### Entries shown ###
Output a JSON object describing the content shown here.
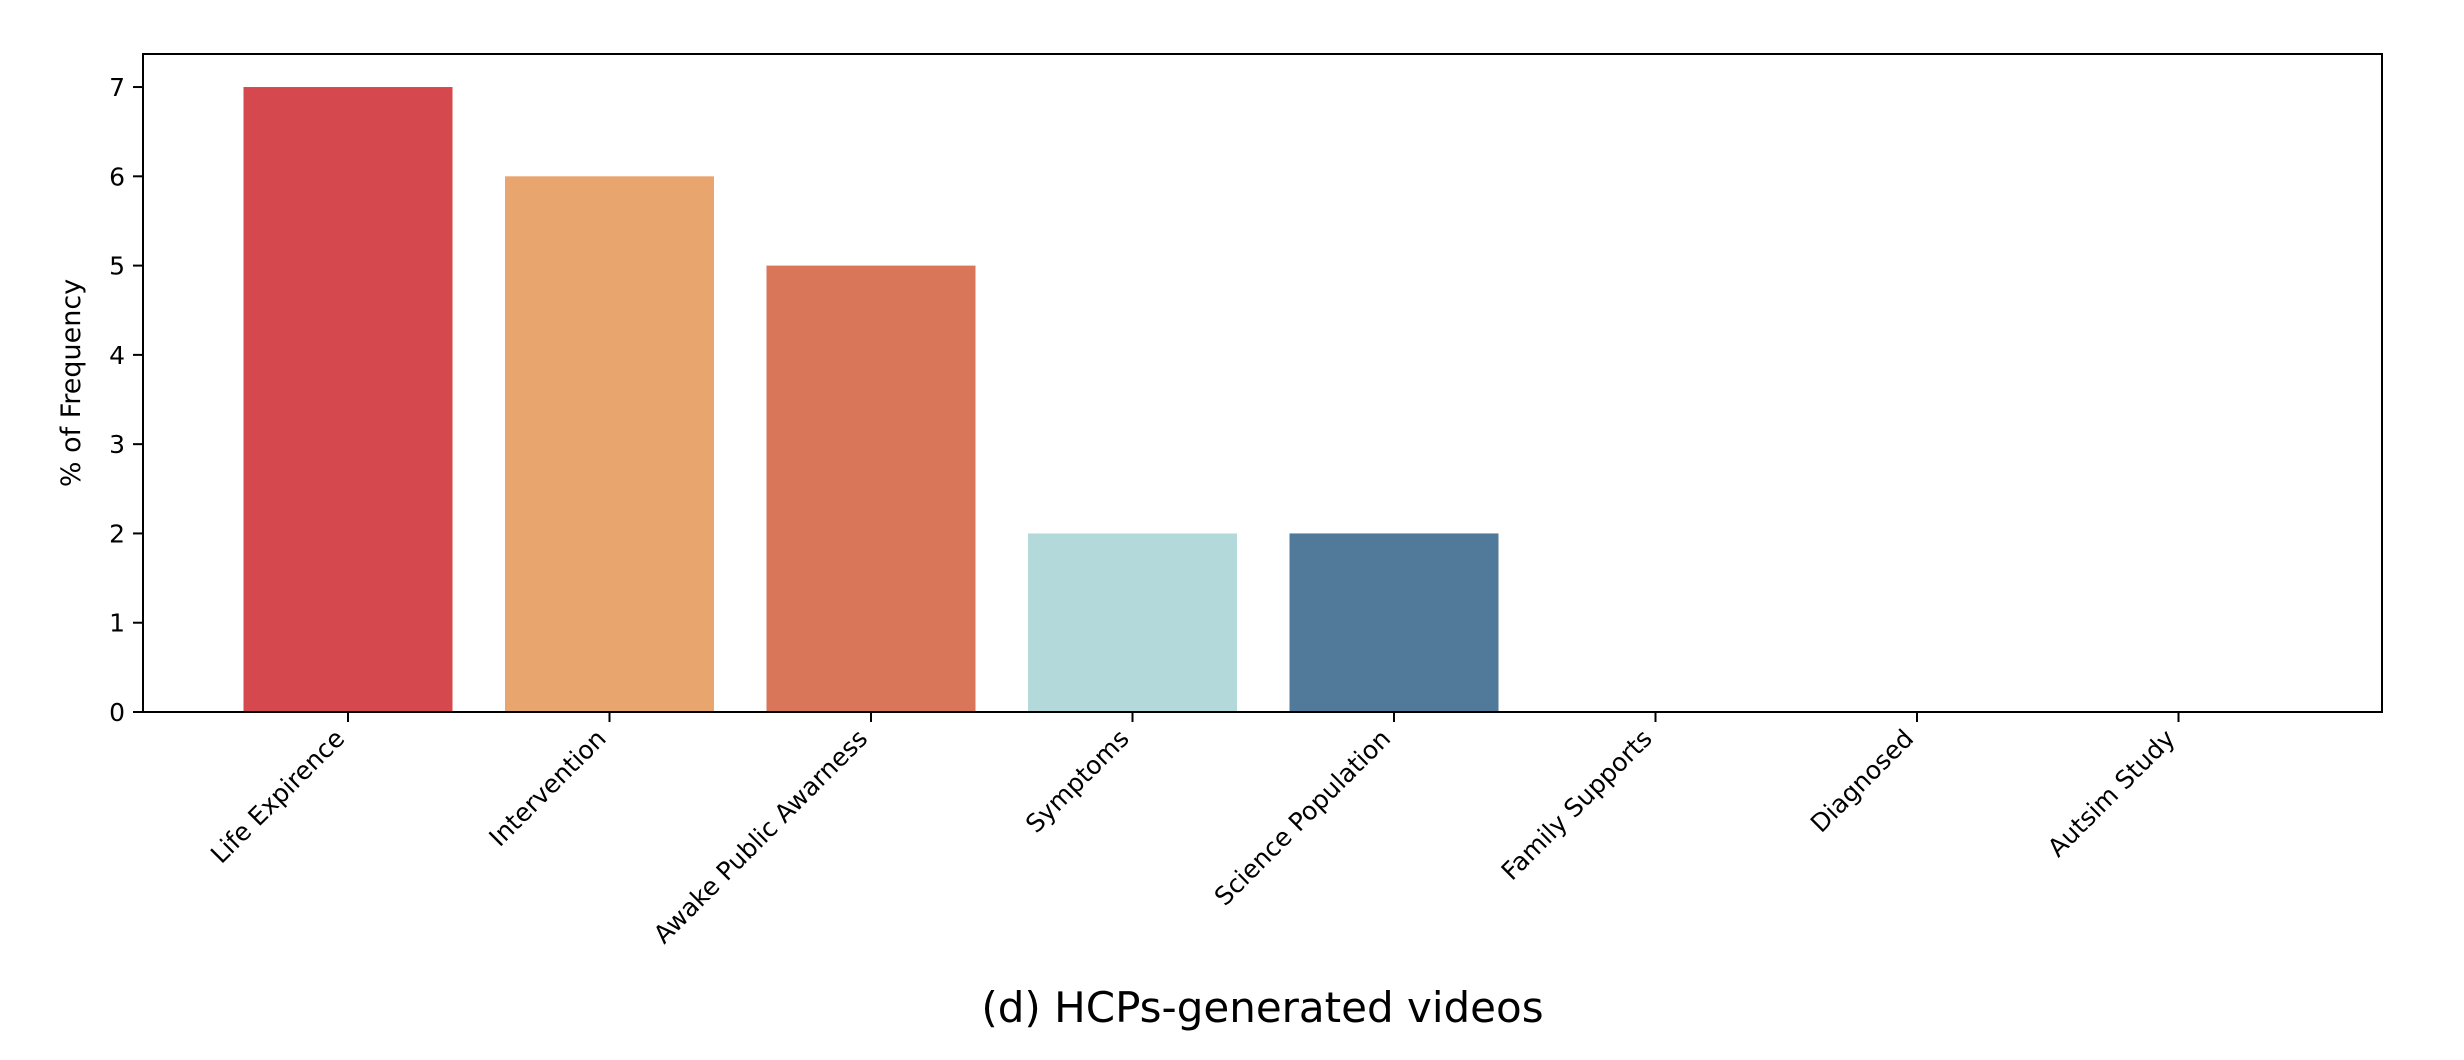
{
  "chart_data": {
    "type": "bar",
    "categories": [
      "Life Expirence",
      "Intervention",
      "Awake Public Awarness",
      "Symptoms",
      "Science Population",
      "Family Supports",
      "Diagnosed",
      "Autsim Study"
    ],
    "values": [
      7,
      6,
      5,
      2,
      2,
      0,
      0,
      0
    ],
    "colors": [
      "#d5494e",
      "#e9a56e",
      "#d9765a",
      "#b3d9db",
      "#517a9a",
      "#cccccc",
      "#cccccc",
      "#cccccc"
    ],
    "title": "",
    "xlabel": "",
    "ylabel": "% of Frequency",
    "caption": "(d) HCPs-generated videos",
    "ylim": [
      0,
      7.37
    ],
    "yticks": [
      0,
      1,
      2,
      3,
      4,
      5,
      6,
      7
    ],
    "grid": false,
    "legend": "none"
  }
}
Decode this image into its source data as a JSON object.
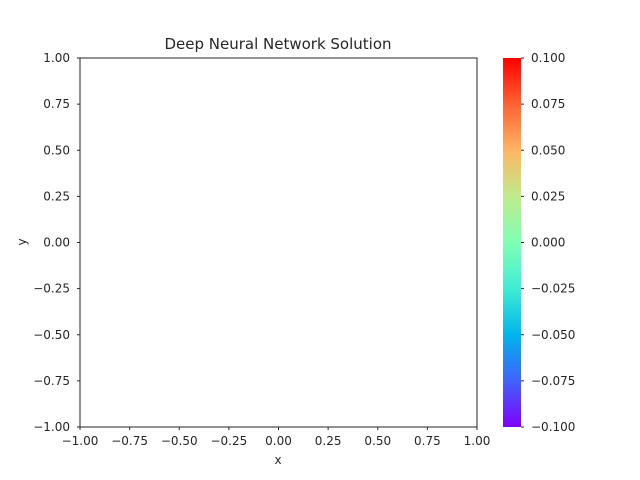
{
  "chart_data": {
    "type": "heatmap",
    "title": "Deep Neural Network Solution",
    "xlabel": "x",
    "ylabel": "y",
    "xlim": [
      -1.0,
      1.0
    ],
    "ylim": [
      -1.0,
      1.0
    ],
    "xticks": [
      "−1.00",
      "−0.75",
      "−0.50",
      "−0.25",
      "0.00",
      "0.25",
      "0.50",
      "0.75",
      "1.00"
    ],
    "xtick_values": [
      -1.0,
      -0.75,
      -0.5,
      -0.25,
      0.0,
      0.25,
      0.5,
      0.75,
      1.0
    ],
    "yticks": [
      "−1.00",
      "−0.75",
      "−0.50",
      "−0.25",
      "0.00",
      "0.25",
      "0.50",
      "0.75",
      "1.00"
    ],
    "ytick_values": [
      -1.0,
      -0.75,
      -0.5,
      -0.25,
      0.0,
      0.25,
      0.5,
      0.75,
      1.0
    ],
    "grid": false,
    "values": [],
    "colorbar": {
      "colormap": "rainbow",
      "range": [
        -0.1,
        0.1
      ],
      "ticks": [
        "−0.100",
        "−0.075",
        "−0.050",
        "−0.025",
        "0.000",
        "0.025",
        "0.050",
        "0.075",
        "0.100"
      ],
      "tick_values": [
        -0.1,
        -0.075,
        -0.05,
        -0.025,
        0.0,
        0.025,
        0.05,
        0.075,
        0.1
      ],
      "colors": [
        "#8000ff",
        "#4062fa",
        "#00b5eb",
        "#40ecd4",
        "#80ffb4",
        "#c0eb8d",
        "#ffb462",
        "#ff6232",
        "#ff0000"
      ]
    }
  }
}
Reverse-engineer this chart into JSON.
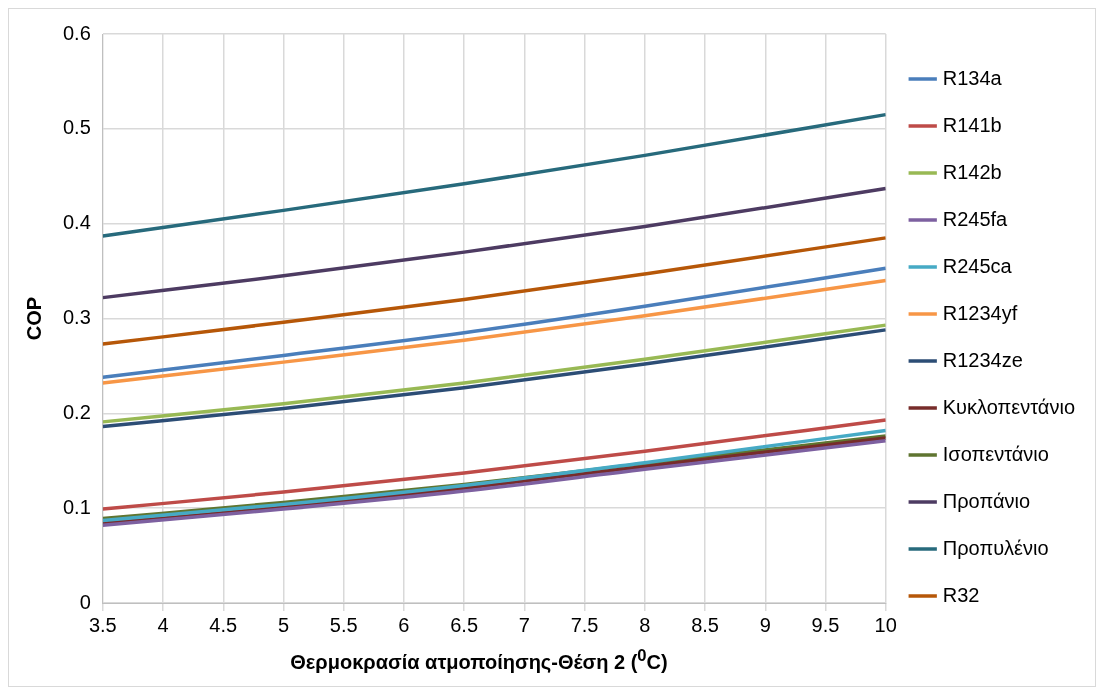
{
  "chart_data": {
    "type": "line",
    "ylabel": "COP",
    "xlabel": "Θερμοκρασία ατμοποίησης-Θέση 2 ($^{0}$C)",
    "x": [
      3.5,
      5,
      6.5,
      8,
      10
    ],
    "xlim": [
      3.5,
      10
    ],
    "xticks": [
      3.5,
      4,
      4.5,
      5,
      5.5,
      6,
      6.5,
      7,
      7.5,
      8,
      8.5,
      9,
      9.5,
      10
    ],
    "ylim": [
      0,
      0.6
    ],
    "yticks": [
      0,
      0.1,
      0.2,
      0.3,
      0.4,
      0.5,
      0.6
    ],
    "grid": true,
    "legend": "right",
    "marker": "none",
    "line_style": "solid",
    "series": [
      {
        "name": "R134a",
        "color": "#4a7ebb",
        "values": [
          0.238,
          0.261,
          0.285,
          0.313,
          0.353
        ]
      },
      {
        "name": "R141b",
        "color": "#be4b48",
        "values": [
          0.099,
          0.117,
          0.137,
          0.16,
          0.193
        ]
      },
      {
        "name": "R142b",
        "color": "#98b954",
        "values": [
          0.191,
          0.21,
          0.232,
          0.257,
          0.293
        ]
      },
      {
        "name": "R245fa",
        "color": "#7d60a0",
        "values": [
          0.082,
          0.099,
          0.118,
          0.141,
          0.171
        ]
      },
      {
        "name": "R245ca",
        "color": "#46aac5",
        "values": [
          0.087,
          0.104,
          0.124,
          0.148,
          0.182
        ]
      },
      {
        "name": "R1234yf",
        "color": "#f79646",
        "values": [
          0.232,
          0.254,
          0.277,
          0.303,
          0.34
        ]
      },
      {
        "name": "R1234ze",
        "color": "#2c4d75",
        "values": [
          0.186,
          0.205,
          0.227,
          0.252,
          0.288
        ]
      },
      {
        "name": "Κυκλοπεντάνιο",
        "color": "#772c2a",
        "values": [
          0.084,
          0.101,
          0.121,
          0.144,
          0.174
        ]
      },
      {
        "name": "Ισοπεντάνιο",
        "color": "#5f7530",
        "values": [
          0.089,
          0.106,
          0.125,
          0.147,
          0.176
        ]
      },
      {
        "name": "Προπάνιο",
        "color": "#4d3b62",
        "values": [
          0.322,
          0.345,
          0.37,
          0.397,
          0.437
        ]
      },
      {
        "name": "Προπυλένιο",
        "color": "#276a7c",
        "values": [
          0.387,
          0.414,
          0.442,
          0.472,
          0.515
        ]
      },
      {
        "name": "R32",
        "color": "#b65708",
        "values": [
          0.273,
          0.296,
          0.32,
          0.347,
          0.385
        ]
      }
    ]
  }
}
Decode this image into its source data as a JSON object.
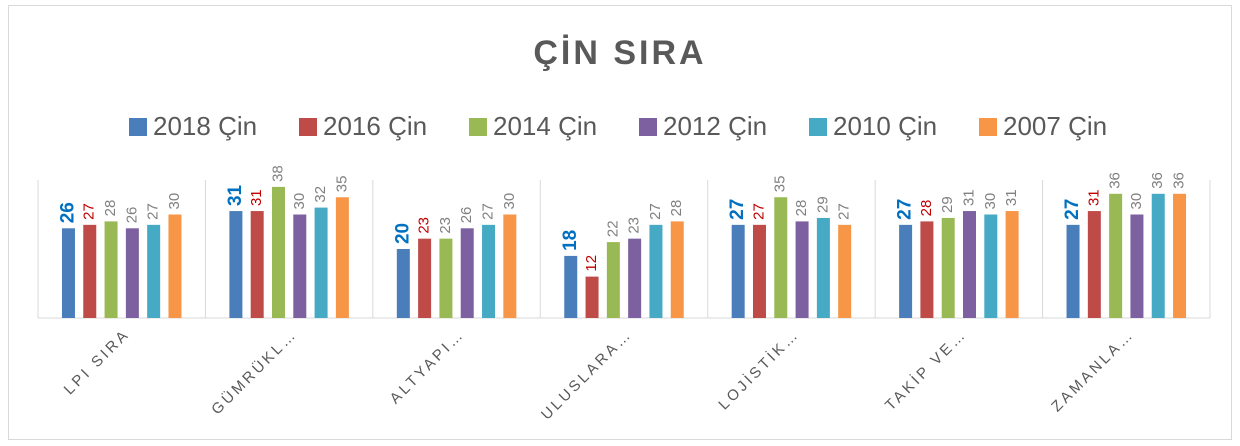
{
  "chart_data": {
    "type": "bar",
    "title": "ÇİN SIRA",
    "categories": [
      "LPI SIRA",
      "GÜMRÜKL…",
      "ALTYAPI…",
      "ULUSLARA…",
      "LOJİSTİK…",
      "TAKİP VE…",
      "ZAMANLA…"
    ],
    "series": [
      {
        "name": "2018 Çin",
        "color": "#4a7ebb",
        "label_color": "#0070c0",
        "values": [
          26,
          31,
          20,
          18,
          27,
          27,
          27
        ]
      },
      {
        "name": "2016 Çin",
        "color": "#be4b48",
        "label_color": "#c00000",
        "values": [
          27,
          31,
          23,
          12,
          27,
          28,
          31
        ]
      },
      {
        "name": "2014 Çin",
        "color": "#98b954",
        "label_color": "#808080",
        "values": [
          28,
          38,
          23,
          22,
          35,
          29,
          36
        ]
      },
      {
        "name": "2012 Çin",
        "color": "#7d60a0",
        "label_color": "#808080",
        "values": [
          26,
          30,
          26,
          23,
          28,
          31,
          30
        ]
      },
      {
        "name": "2010 Çin",
        "color": "#46aac5",
        "label_color": "#808080",
        "values": [
          27,
          32,
          27,
          27,
          29,
          30,
          36
        ]
      },
      {
        "name": "2007 Çin",
        "color": "#f79646",
        "label_color": "#808080",
        "values": [
          30,
          35,
          30,
          28,
          27,
          31,
          36
        ]
      }
    ],
    "ylim": [
      0,
      40
    ],
    "legend": "top"
  }
}
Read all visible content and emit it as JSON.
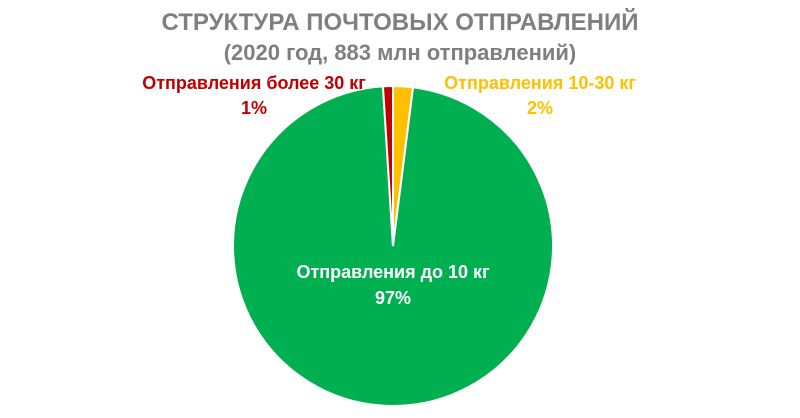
###
Every line should be retyped exactly, with the pictures omitted.

Output a JSON object describing the content shown here.
{
  "chart_data": {
    "type": "bar",
    "categories": [
      "Life Expirence",
      "Intervention",
      "Awake Public Awarness",
      "Symptoms",
      "Science Population",
      "Family Supports",
      "Diagnosed",
      "Autsim Study"
    ],
    "values": [
      7,
      6,
      5,
      2,
      2,
      0,
      0,
      0
    ],
    "colors": [
      "#d5494e",
      "#e9a56e",
      "#d9765a",
      "#b3d9db",
      "#517a9a",
      "#cccccc",
      "#cccccc",
      "#cccccc"
    ],
    "title": "",
    "xlabel": "",
    "ylabel": "% of Frequency",
    "caption": "(d) HCPs-generated videos",
    "ylim": [
      0,
      7.37
    ],
    "yticks": [
      0,
      1,
      2,
      3,
      4,
      5,
      6,
      7
    ],
    "grid": false,
    "legend": "none"
  }
}
Decode this image into its source data as a JSON object.
{
  "chart_data": {
    "type": "heatmap",
    "title": "Deep Neural Network Solution",
    "xlabel": "x",
    "ylabel": "y",
    "xlim": [
      -1.0,
      1.0
    ],
    "ylim": [
      -1.0,
      1.0
    ],
    "xticks": [
      "−1.00",
      "−0.75",
      "−0.50",
      "−0.25",
      "0.00",
      "0.25",
      "0.50",
      "0.75",
      "1.00"
    ],
    "xtick_values": [
      -1.0,
      -0.75,
      -0.5,
      -0.25,
      0.0,
      0.25,
      0.5,
      0.75,
      1.0
    ],
    "yticks": [
      "−1.00",
      "−0.75",
      "−0.50",
      "−0.25",
      "0.00",
      "0.25",
      "0.50",
      "0.75",
      "1.00"
    ],
    "ytick_values": [
      -1.0,
      -0.75,
      -0.5,
      -0.25,
      0.0,
      0.25,
      0.5,
      0.75,
      1.0
    ],
    "grid": false,
    "values": [],
    "colorbar": {
      "colormap": "rainbow",
      "range": [
        -0.1,
        0.1
      ],
      "ticks": [
        "−0.100",
        "−0.075",
        "−0.050",
        "−0.025",
        "0.000",
        "0.025",
        "0.050",
        "0.075",
        "0.100"
      ],
      "tick_values": [
        -0.1,
        -0.075,
        -0.05,
        -0.025,
        0.0,
        0.025,
        0.05,
        0.075,
        0.1
      ],
      "colors": [
        "#8000ff",
        "#4062fa",
        "#00b5eb",
        "#40ecd4",
        "#80ffb4",
        "#c0eb8d",
        "#ffb462",
        "#ff6232",
        "#ff0000"
      ]
    }
  }
}
Reverse-engineer this chart into JSON.
{
  "chart_data": {
    "type": "line",
    "ylabel": "COP",
    "xlabel": "Θερμοκρασία ατμοποίησης-Θέση 2 ($^{0}$C)",
    "x": [
      3.5,
      5,
      6.5,
      8,
      10
    ],
    "xlim": [
      3.5,
      10
    ],
    "xticks": [
      3.5,
      4,
      4.5,
      5,
      5.5,
      6,
      6.5,
      7,
      7.5,
      8,
      8.5,
      9,
      9.5,
      10
    ],
    "ylim": [
      0,
      0.6
    ],
    "yticks": [
      0,
      0.1,
      0.2,
      0.3,
      0.4,
      0.5,
      0.6
    ],
    "grid": true,
    "legend": "right",
    "marker": "none",
    "line_style": "solid",
    "series": [
      {
        "name": "R134a",
        "color": "#4a7ebb",
        "values": [
          0.238,
          0.261,
          0.285,
          0.313,
          0.353
        ]
      },
      {
        "name": "R141b",
        "color": "#be4b48",
        "values": [
          0.099,
          0.117,
          0.137,
          0.16,
          0.193
        ]
      },
      {
        "name": "R142b",
        "color": "#98b954",
        "values": [
          0.191,
          0.21,
          0.232,
          0.257,
          0.293
        ]
      },
      {
        "name": "R245fa",
        "color": "#7d60a0",
        "values": [
          0.082,
          0.099,
          0.118,
          0.141,
          0.171
        ]
      },
      {
        "name": "R245ca",
        "color": "#46aac5",
        "values": [
          0.087,
          0.104,
          0.124,
          0.148,
          0.182
        ]
      },
      {
        "name": "R1234yf",
        "color": "#f79646",
        "values": [
          0.232,
          0.254,
          0.277,
          0.303,
          0.34
        ]
      },
      {
        "name": "R1234ze",
        "color": "#2c4d75",
        "values": [
          0.186,
          0.205,
          0.227,
          0.252,
          0.288
        ]
      },
      {
        "name": "Κυκλοπεντάνιο",
        "color": "#772c2a",
        "values": [
          0.084,
          0.101,
          0.121,
          0.144,
          0.174
        ]
      },
      {
        "name": "Ισοπεντάνιο",
        "color": "#5f7530",
        "values": [
          0.089,
          0.106,
          0.125,
          0.147,
          0.176
        ]
      },
      {
        "name": "Προπάνιο",
        "color": "#4d3b62",
        "values": [
          0.322,
          0.345,
          0.37,
          0.397,
          0.437
        ]
      },
      {
        "name": "Προπυλένιο",
        "color": "#276a7c",
        "values": [
          0.387,
          0.414,
          0.442,
          0.472,
          0.515
        ]
      },
      {
        "name": "R32",
        "color": "#b65708",
        "values": [
          0.273,
          0.296,
          0.32,
          0.347,
          0.385
        ]
      }
    ]
  }
}
Decode this image into its source data as a JSON object.
{
  "chart_data": {
    "type": "bar",
    "title": "ÇİN SIRA",
    "categories": [
      "LPI SIRA",
      "GÜMRÜKL…",
      "ALTYAPI…",
      "ULUSLARA…",
      "LOJİSTİK…",
      "TAKİP VE…",
      "ZAMANLA…"
    ],
    "series": [
      {
        "name": "2018 Çin",
        "color": "#4a7ebb",
        "label_color": "#0070c0",
        "values": [
          26,
          31,
          20,
          18,
          27,
          27,
          27
        ]
      },
      {
        "name": "2016 Çin",
        "color": "#be4b48",
        "label_color": "#c00000",
        "values": [
          27,
          31,
          23,
          12,
          27,
          28,
          31
        ]
      },
      {
        "name": "2014 Çin",
        "color": "#98b954",
        "label_color": "#808080",
        "values": [
          28,
          38,
          23,
          22,
          35,
          29,
          36
        ]
      },
      {
        "name": "2012 Çin",
        "color": "#7d60a0",
        "label_color": "#808080",
        "values": [
          26,
          30,
          26,
          23,
          28,
          31,
          30
        ]
      },
      {
        "name": "2010 Çin",
        "color": "#46aac5",
        "label_color": "#808080",
        "values": [
          27,
          32,
          27,
          27,
          29,
          30,
          36
        ]
      },
      {
        "name": "2007 Çin",
        "color": "#f79646",
        "label_color": "#808080",
        "values": [
          30,
          35,
          30,
          28,
          27,
          31,
          36
        ]
      }
    ],
    "ylim": [
      0,
      40
    ],
    "legend": "top"
  }
}
Read all visible content and emit it as JSON.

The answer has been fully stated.